- _Task prompt_
In the data below, locate each line with the word "color" and list it.

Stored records
-.-.-

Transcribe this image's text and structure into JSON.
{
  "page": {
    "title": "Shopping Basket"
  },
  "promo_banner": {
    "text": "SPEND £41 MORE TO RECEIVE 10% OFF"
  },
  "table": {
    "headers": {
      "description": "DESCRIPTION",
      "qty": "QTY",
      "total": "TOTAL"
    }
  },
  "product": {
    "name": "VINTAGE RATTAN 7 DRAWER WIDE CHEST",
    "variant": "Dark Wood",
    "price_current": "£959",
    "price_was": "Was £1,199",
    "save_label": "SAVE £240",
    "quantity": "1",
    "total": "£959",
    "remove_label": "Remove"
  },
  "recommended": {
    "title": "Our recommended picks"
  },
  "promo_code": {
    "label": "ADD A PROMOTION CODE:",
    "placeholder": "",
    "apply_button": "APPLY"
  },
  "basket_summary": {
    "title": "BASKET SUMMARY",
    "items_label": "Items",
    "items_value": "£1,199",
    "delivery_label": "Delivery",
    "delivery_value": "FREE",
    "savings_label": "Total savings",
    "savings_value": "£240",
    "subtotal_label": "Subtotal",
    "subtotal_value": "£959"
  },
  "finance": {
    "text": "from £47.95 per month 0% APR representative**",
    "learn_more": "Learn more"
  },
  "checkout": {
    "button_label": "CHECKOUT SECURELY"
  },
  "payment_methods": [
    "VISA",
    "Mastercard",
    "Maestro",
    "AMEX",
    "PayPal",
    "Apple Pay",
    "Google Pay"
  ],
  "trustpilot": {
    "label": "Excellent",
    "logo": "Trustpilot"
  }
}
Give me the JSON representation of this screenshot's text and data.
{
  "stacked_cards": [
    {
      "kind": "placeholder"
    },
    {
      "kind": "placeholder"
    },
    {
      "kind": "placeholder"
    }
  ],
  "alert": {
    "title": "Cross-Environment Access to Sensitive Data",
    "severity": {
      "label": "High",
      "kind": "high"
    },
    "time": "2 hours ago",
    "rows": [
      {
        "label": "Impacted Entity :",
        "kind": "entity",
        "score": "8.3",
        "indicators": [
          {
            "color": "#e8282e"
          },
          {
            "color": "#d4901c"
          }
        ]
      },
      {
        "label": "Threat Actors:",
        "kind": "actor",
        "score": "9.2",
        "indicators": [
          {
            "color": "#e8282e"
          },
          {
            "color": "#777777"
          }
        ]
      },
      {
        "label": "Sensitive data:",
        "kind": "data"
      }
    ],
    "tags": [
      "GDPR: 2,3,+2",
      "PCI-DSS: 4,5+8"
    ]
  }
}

-.-.-

- _Expected answer_
            "color": "#e8282e"
            "color": "#d4901c"
            "color": "#e8282e"
            "color": "#777777"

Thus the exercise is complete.